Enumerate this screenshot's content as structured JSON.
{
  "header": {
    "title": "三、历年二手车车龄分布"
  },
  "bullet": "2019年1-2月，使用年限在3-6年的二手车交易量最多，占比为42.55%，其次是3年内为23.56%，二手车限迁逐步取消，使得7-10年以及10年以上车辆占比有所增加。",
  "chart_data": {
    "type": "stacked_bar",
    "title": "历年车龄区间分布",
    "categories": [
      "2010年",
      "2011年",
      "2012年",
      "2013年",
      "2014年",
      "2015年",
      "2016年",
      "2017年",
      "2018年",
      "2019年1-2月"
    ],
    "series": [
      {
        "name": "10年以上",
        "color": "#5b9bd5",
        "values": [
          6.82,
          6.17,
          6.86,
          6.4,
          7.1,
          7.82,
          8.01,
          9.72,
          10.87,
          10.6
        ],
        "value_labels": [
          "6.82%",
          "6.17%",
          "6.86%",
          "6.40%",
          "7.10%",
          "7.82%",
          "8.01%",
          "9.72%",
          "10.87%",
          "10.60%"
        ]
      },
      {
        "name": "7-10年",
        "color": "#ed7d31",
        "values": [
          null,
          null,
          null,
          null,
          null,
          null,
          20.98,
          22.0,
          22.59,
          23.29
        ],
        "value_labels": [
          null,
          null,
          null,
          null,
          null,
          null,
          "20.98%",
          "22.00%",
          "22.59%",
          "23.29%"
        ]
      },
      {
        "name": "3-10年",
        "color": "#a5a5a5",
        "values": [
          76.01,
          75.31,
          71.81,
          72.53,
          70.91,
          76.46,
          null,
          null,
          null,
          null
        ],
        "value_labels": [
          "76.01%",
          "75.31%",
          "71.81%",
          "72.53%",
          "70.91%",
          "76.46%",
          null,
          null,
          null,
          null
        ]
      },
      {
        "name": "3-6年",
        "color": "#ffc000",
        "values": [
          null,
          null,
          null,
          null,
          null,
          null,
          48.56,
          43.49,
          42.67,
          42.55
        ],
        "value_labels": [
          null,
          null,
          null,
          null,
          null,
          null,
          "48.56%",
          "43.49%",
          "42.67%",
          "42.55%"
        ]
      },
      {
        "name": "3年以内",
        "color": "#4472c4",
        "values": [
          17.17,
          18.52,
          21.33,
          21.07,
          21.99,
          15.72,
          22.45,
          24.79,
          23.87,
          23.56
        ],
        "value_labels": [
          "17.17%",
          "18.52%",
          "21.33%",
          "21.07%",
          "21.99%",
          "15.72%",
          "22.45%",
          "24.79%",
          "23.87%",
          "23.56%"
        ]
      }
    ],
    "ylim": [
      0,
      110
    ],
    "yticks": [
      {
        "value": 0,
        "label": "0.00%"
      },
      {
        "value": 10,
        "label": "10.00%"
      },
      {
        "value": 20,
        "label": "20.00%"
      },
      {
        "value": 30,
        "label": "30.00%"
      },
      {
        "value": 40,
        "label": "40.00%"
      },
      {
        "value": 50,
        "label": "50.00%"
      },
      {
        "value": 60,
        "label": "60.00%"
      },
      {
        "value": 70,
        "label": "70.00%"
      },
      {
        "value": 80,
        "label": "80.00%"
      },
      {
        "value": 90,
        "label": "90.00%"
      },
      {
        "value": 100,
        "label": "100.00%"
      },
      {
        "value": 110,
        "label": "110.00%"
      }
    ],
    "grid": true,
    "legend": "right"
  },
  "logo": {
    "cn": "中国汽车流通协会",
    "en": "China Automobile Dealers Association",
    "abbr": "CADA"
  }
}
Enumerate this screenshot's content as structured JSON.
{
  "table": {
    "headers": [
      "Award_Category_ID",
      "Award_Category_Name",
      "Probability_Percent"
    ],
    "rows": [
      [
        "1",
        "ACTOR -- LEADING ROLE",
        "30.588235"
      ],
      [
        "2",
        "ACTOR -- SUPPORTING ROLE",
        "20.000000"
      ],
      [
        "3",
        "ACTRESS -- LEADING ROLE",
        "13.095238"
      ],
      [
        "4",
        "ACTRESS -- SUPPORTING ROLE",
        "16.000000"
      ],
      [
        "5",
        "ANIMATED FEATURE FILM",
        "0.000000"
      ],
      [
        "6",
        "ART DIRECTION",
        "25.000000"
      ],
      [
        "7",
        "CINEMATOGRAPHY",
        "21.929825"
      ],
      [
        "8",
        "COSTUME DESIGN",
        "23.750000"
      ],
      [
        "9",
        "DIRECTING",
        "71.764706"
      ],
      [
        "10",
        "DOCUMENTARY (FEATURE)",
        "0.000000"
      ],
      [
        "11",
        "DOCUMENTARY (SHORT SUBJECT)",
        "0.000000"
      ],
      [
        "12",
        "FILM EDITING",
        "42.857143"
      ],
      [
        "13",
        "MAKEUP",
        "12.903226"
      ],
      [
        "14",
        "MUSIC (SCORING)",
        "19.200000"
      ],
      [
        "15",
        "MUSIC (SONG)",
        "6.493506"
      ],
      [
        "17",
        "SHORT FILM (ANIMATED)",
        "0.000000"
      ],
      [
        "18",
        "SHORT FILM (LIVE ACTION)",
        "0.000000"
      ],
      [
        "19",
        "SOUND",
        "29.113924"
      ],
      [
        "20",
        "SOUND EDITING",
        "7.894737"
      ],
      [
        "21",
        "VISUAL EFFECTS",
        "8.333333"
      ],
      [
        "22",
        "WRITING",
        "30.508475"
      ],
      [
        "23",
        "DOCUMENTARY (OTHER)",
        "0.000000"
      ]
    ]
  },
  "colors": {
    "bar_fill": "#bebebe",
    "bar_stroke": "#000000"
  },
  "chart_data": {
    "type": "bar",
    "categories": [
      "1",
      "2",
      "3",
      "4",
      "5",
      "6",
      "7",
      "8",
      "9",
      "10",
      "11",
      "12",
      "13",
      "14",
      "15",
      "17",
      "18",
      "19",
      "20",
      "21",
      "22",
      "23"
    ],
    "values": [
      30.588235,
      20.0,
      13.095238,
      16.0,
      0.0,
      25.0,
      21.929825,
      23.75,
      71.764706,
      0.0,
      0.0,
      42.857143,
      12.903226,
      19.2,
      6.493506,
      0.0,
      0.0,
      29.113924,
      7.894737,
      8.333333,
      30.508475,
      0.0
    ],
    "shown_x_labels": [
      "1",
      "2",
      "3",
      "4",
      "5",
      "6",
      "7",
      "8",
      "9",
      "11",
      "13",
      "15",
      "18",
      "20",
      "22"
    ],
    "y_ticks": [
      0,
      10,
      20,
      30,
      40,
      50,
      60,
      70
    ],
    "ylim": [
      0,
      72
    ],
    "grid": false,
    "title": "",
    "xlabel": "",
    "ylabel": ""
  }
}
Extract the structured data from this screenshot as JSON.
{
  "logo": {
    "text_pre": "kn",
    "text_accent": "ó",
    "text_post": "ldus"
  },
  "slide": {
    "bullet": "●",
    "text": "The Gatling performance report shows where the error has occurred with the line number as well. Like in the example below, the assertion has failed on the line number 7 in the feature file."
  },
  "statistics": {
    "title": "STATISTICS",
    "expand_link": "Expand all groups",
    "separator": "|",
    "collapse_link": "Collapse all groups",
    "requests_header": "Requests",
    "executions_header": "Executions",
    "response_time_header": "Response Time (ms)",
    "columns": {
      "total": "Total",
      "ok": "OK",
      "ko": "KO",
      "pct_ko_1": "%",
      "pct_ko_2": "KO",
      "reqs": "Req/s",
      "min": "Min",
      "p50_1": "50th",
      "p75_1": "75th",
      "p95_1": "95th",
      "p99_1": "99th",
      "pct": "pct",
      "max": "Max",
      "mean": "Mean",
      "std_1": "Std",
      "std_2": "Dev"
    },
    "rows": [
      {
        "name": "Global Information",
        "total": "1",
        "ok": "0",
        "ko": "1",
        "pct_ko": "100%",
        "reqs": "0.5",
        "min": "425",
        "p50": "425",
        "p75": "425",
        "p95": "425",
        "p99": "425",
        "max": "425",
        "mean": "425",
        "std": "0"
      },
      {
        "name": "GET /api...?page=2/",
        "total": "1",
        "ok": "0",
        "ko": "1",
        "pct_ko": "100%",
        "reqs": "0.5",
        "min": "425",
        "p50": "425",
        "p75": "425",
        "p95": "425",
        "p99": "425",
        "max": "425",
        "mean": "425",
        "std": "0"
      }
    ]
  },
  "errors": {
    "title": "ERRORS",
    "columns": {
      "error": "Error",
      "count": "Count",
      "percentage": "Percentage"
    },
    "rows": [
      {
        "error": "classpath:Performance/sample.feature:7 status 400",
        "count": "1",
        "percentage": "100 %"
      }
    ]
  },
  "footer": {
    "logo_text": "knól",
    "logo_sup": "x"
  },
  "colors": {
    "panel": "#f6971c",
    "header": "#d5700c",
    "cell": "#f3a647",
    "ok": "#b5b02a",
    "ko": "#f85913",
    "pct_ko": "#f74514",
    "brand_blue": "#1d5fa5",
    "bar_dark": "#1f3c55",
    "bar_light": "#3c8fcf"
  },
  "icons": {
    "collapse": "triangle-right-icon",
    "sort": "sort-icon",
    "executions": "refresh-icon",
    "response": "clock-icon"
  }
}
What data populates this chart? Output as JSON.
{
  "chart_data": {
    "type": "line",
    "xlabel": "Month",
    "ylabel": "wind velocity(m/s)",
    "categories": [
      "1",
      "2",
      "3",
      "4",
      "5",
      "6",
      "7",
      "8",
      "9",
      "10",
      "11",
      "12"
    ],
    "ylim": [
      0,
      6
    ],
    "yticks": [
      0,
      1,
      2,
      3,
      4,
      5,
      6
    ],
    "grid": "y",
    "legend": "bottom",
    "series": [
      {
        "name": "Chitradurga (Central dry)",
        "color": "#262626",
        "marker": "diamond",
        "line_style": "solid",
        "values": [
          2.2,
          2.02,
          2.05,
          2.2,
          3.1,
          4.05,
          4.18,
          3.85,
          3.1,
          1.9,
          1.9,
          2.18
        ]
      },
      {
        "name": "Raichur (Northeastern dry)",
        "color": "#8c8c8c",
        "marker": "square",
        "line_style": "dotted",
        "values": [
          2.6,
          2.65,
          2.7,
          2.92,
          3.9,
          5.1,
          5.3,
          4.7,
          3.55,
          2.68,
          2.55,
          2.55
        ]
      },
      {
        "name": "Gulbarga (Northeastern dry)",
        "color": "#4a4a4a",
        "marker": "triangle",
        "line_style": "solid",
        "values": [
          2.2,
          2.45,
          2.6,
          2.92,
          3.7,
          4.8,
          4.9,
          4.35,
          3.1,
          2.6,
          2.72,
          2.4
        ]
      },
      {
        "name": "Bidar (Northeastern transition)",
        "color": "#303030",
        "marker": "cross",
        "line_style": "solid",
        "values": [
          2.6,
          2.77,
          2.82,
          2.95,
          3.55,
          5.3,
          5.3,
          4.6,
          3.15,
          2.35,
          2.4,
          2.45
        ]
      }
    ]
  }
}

▶ **WRITTEN TASK**:
Take every line from the records above that has the word "DOCUMENTARY" and copy it.

▶ **OUTPUT FOR THIS EXERCISE**:
        "DOCUMENTARY (FEATURE)",
        "DOCUMENTARY (SHORT SUBJECT)",
        "DOCUMENTARY (OTHER)",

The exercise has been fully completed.